_DESCRIPTION OF THE TASK_.
Give the data a second time, exactly and in full.
:: SOURCE RECORDS ::
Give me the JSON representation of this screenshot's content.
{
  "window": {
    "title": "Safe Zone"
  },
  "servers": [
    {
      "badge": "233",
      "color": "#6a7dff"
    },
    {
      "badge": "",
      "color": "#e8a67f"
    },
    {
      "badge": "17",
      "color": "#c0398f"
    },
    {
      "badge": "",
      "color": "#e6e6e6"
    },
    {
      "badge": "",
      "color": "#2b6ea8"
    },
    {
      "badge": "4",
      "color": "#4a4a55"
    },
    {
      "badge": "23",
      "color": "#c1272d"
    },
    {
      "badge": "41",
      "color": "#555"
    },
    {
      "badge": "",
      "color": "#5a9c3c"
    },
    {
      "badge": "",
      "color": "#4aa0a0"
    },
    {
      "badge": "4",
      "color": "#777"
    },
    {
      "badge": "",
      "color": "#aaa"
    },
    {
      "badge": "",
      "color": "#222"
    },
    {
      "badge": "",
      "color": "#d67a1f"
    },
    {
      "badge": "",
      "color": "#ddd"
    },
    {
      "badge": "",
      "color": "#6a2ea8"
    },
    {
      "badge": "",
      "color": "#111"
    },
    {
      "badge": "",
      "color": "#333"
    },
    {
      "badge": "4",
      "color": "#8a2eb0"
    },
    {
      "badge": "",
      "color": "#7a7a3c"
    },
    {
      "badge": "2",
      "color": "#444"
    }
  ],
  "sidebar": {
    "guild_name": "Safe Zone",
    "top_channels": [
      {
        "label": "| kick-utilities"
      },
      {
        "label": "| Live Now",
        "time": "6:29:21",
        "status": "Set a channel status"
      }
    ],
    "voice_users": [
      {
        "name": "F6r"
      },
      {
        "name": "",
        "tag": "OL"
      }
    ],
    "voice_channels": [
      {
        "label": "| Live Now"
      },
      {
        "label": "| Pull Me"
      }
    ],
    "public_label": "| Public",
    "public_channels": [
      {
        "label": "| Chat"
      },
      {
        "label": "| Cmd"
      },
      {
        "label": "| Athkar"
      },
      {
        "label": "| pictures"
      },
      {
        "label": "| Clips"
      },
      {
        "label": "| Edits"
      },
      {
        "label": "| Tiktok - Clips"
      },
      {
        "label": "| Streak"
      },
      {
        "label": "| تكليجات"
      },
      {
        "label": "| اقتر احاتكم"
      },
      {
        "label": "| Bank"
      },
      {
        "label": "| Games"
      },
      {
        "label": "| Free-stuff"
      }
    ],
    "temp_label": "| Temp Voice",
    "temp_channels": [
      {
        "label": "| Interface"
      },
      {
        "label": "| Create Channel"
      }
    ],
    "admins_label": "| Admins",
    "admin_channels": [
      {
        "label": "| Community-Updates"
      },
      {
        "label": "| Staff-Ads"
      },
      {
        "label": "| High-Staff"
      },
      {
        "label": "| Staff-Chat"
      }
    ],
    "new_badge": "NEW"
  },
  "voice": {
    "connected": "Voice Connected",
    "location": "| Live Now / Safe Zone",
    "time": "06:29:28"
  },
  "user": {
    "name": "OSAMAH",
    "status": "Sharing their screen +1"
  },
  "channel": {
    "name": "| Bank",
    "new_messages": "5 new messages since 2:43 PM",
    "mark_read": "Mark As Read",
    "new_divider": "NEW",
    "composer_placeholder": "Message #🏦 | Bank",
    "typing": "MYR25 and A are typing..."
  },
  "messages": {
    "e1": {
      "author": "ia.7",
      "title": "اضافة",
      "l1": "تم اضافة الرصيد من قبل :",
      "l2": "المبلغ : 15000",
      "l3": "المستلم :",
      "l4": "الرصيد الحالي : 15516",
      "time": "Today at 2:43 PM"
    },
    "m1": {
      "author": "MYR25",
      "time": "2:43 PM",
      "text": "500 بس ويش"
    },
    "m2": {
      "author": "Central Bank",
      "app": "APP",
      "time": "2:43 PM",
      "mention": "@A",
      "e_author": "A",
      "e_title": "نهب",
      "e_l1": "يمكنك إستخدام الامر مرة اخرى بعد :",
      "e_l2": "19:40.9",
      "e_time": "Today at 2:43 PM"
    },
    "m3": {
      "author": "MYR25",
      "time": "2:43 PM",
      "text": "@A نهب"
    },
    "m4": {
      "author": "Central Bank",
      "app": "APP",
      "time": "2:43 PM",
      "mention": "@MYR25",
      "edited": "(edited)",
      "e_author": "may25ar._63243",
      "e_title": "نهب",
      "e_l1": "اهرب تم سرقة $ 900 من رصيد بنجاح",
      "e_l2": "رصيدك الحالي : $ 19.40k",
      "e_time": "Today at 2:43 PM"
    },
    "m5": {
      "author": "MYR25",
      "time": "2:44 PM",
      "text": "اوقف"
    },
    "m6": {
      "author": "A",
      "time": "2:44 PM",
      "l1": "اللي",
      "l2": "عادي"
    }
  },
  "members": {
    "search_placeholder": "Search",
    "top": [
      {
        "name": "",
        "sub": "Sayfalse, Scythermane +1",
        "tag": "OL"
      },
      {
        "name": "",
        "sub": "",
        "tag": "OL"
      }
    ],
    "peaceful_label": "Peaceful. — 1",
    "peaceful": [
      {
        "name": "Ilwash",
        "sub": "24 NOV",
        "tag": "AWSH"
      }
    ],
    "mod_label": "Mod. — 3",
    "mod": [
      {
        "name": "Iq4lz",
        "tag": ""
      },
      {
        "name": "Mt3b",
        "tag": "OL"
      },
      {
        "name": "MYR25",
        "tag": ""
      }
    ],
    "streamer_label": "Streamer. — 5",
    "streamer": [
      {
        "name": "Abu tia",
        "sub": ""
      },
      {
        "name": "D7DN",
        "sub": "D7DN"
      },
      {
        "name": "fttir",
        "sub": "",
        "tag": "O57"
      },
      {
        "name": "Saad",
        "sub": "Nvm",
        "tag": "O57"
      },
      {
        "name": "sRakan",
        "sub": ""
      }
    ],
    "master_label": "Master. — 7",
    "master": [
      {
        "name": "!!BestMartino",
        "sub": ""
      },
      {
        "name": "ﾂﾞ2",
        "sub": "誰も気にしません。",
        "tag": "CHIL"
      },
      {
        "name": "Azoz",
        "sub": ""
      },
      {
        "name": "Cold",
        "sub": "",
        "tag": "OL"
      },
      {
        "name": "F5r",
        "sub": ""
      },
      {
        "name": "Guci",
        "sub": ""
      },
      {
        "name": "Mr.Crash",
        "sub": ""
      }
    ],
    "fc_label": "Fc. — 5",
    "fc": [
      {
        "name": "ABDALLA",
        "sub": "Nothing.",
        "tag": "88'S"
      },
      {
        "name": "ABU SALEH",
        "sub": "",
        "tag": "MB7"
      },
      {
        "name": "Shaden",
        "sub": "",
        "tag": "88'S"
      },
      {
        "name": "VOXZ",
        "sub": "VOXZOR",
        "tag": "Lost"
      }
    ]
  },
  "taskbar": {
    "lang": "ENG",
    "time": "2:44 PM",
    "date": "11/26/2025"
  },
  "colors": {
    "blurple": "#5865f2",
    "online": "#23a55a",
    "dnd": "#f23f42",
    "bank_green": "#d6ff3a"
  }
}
:::
_SOLUTION TO THIS TASK_.
Give me the JSON representation of this screenshot's content.
{
  "window": {
    "title": "Safe Zone"
  },
  "servers": [
    {
      "badge": "233",
      "color": "#6a7dff"
    },
    {
      "badge": "",
      "color": "#e8a67f"
    },
    {
      "badge": "17",
      "color": "#c0398f"
    },
    {
      "badge": "",
      "color": "#e6e6e6"
    },
    {
      "badge": "",
      "color": "#2b6ea8"
    },
    {
      "badge": "4",
      "color": "#4a4a55"
    },
    {
      "badge": "23",
      "color": "#c1272d"
    },
    {
      "badge": "41",
      "color": "#555"
    },
    {
      "badge": "",
      "color": "#5a9c3c"
    },
    {
      "badge": "",
      "color": "#4aa0a0"
    },
    {
      "badge": "4",
      "color": "#777"
    },
    {
      "badge": "",
      "color": "#aaa"
    },
    {
      "badge": "",
      "color": "#222"
    },
    {
      "badge": "",
      "color": "#d67a1f"
    },
    {
      "badge": "",
      "color": "#ddd"
    },
    {
      "badge": "",
      "color": "#6a2ea8"
    },
    {
      "badge": "",
      "color": "#111"
    },
    {
      "badge": "",
      "color": "#333"
    },
    {
      "badge": "4",
      "color": "#8a2eb0"
    },
    {
      "badge": "",
      "color": "#7a7a3c"
    },
    {
      "badge": "2",
      "color": "#444"
    }
  ],
  "sidebar": {
    "guild_name": "Safe Zone",
    "top_channels": [
      {
        "label": "| kick-utilities"
      },
      {
        "label": "| Live Now",
        "time": "6:29:21",
        "status": "Set a channel status"
      }
    ],
    "voice_users": [
      {
        "name": "F6r"
      },
      {
        "name": "",
        "tag": "OL"
      }
    ],
    "voice_channels": [
      {
        "label": "| Live Now"
      },
      {
        "label": "| Pull Me"
      }
    ],
    "public_label": "| Public",
    "public_channels": [
      {
        "label": "| Chat"
      },
      {
        "label": "| Cmd"
      },
      {
        "label": "| Athkar"
      },
      {
        "label": "| pictures"
      },
      {
        "label": "| Clips"
      },
      {
        "label": "| Edits"
      },
      {
        "label": "| Tiktok - Clips"
      },
      {
        "label": "| Streak"
      },
      {
        "label": "| تكليجات"
      },
      {
        "label": "| اقتر احاتكم"
      },
      {
        "label": "| Bank"
      },
      {
        "label": "| Games"
      },
      {
        "label": "| Free-stuff"
      }
    ],
    "temp_label": "| Temp Voice",
    "temp_channels": [
      {
        "label": "| Interface"
      },
      {
        "label": "| Create Channel"
      }
    ],
    "admins_label": "| Admins",
    "admin_channels": [
      {
        "label": "| Community-Updates"
      },
      {
        "label": "| Staff-Ads"
      },
      {
        "label": "| High-Staff"
      },
      {
        "label": "| Staff-Chat"
      }
    ],
    "new_badge": "NEW"
  },
  "voice": {
    "connected": "Voice Connected",
    "location": "| Live Now / Safe Zone",
    "time": "06:29:28"
  },
  "user": {
    "name": "OSAMAH",
    "status": "Sharing their screen +1"
  },
  "channel": {
    "name": "| Bank",
    "new_messages": "5 new messages since 2:43 PM",
    "mark_read": "Mark As Read",
    "new_divider": "NEW",
    "composer_placeholder": "Message #🏦 | Bank",
    "typing": "MYR25 and A are typing..."
  },
  "messages": {
    "e1": {
      "author": "ia.7",
      "title": "اضافة",
      "l1": "تم اضافة الرصيد من قبل :",
      "l2": "المبلغ : 15000",
      "l3": "المستلم :",
      "l4": "الرصيد الحالي : 15516",
      "time": "Today at 2:43 PM"
    },
    "m1": {
      "author": "MYR25",
      "time": "2:43 PM",
      "text": "500 بس ويش"
    },
    "m2": {
      "author": "Central Bank",
      "app": "APP",
      "time": "2:43 PM",
      "mention": "@A",
      "e_author": "A",
      "e_title": "نهب",
      "e_l1": "يمكنك إستخدام الامر مرة اخرى بعد :",
      "e_l2": "19:40.9",
      "e_time": "Today at 2:43 PM"
    },
    "m3": {
      "author": "MYR25",
      "time": "2:43 PM",
      "text": "@A نهب"
    },
    "m4": {
      "author": "Central Bank",
      "app": "APP",
      "time": "2:43 PM",
      "mention": "@MYR25",
      "edited": "(edited)",
      "e_author": "may25ar._63243",
      "e_title": "نهب",
      "e_l1": "اهرب تم سرقة $ 900 من رصيد بنجاح",
      "e_l2": "رصيدك الحالي : $ 19.40k",
      "e_time": "Today at 2:43 PM"
    },
    "m5": {
      "author": "MYR25",
      "time": "2:44 PM",
      "text": "اوقف"
    },
    "m6": {
      "author": "A",
      "time": "2:44 PM",
      "l1": "اللي",
      "l2": "عادي"
    }
  },
  "members": {
    "search_placeholder": "Search",
    "top": [
      {
        "name": "",
        "sub": "Sayfalse, Scythermane +1",
        "tag": "OL"
      },
      {
        "name": "",
        "sub": "",
        "tag": "OL"
      }
    ],
    "peaceful_label": "Peaceful. — 1",
    "peaceful": [
      {
        "name": "Ilwash",
        "sub": "24 NOV",
        "tag": "AWSH"
      }
    ],
    "mod_label": "Mod. — 3",
    "mod": [
      {
        "name": "Iq4lz",
        "tag": ""
      },
      {
        "name": "Mt3b",
        "tag": "OL"
      },
      {
        "name": "MYR25",
        "tag": ""
      }
    ],
    "streamer_label": "Streamer. — 5",
    "streamer": [
      {
        "name": "Abu tia",
        "sub": ""
      },
      {
        "name": "D7DN",
        "sub": "D7DN"
      },
      {
        "name": "fttir",
        "sub": "",
        "tag": "O57"
      },
      {
        "name": "Saad",
        "sub": "Nvm",
        "tag": "O57"
      },
      {
        "name": "sRakan",
        "sub": ""
      }
    ],
    "master_label": "Master. — 7",
    "master": [
      {
        "name": "!!BestMartino",
        "sub": ""
      },
      {
        "name": "ﾂﾞ2",
        "sub": "誰も気にしません。",
        "tag": "CHIL"
      },
      {
        "name": "Azoz",
        "sub": ""
      },
      {
        "name": "Cold",
        "sub": "",
        "tag": "OL"
      },
      {
        "name": "F5r",
        "sub": ""
      },
      {
        "name": "Guci",
        "sub": ""
      },
      {
        "name": "Mr.Crash",
        "sub": ""
      }
    ],
    "fc_label": "Fc. — 5",
    "fc": [
      {
        "name": "ABDALLA",
        "sub": "Nothing.",
        "tag": "88'S"
      },
      {
        "name": "ABU SALEH",
        "sub": "",
        "tag": "MB7"
      },
      {
        "name": "Shaden",
        "sub": "",
        "tag": "88'S"
      },
      {
        "name": "VOXZ",
        "sub": "VOXZOR",
        "tag": "Lost"
      }
    ]
  },
  "taskbar": {
    "lang": "ENG",
    "time": "2:44 PM",
    "date": "11/26/2025"
  },
  "colors": {
    "blurple": "#5865f2",
    "online": "#23a55a",
    "dnd": "#f23f42",
    "bank_green": "#d6ff3a"
  }
}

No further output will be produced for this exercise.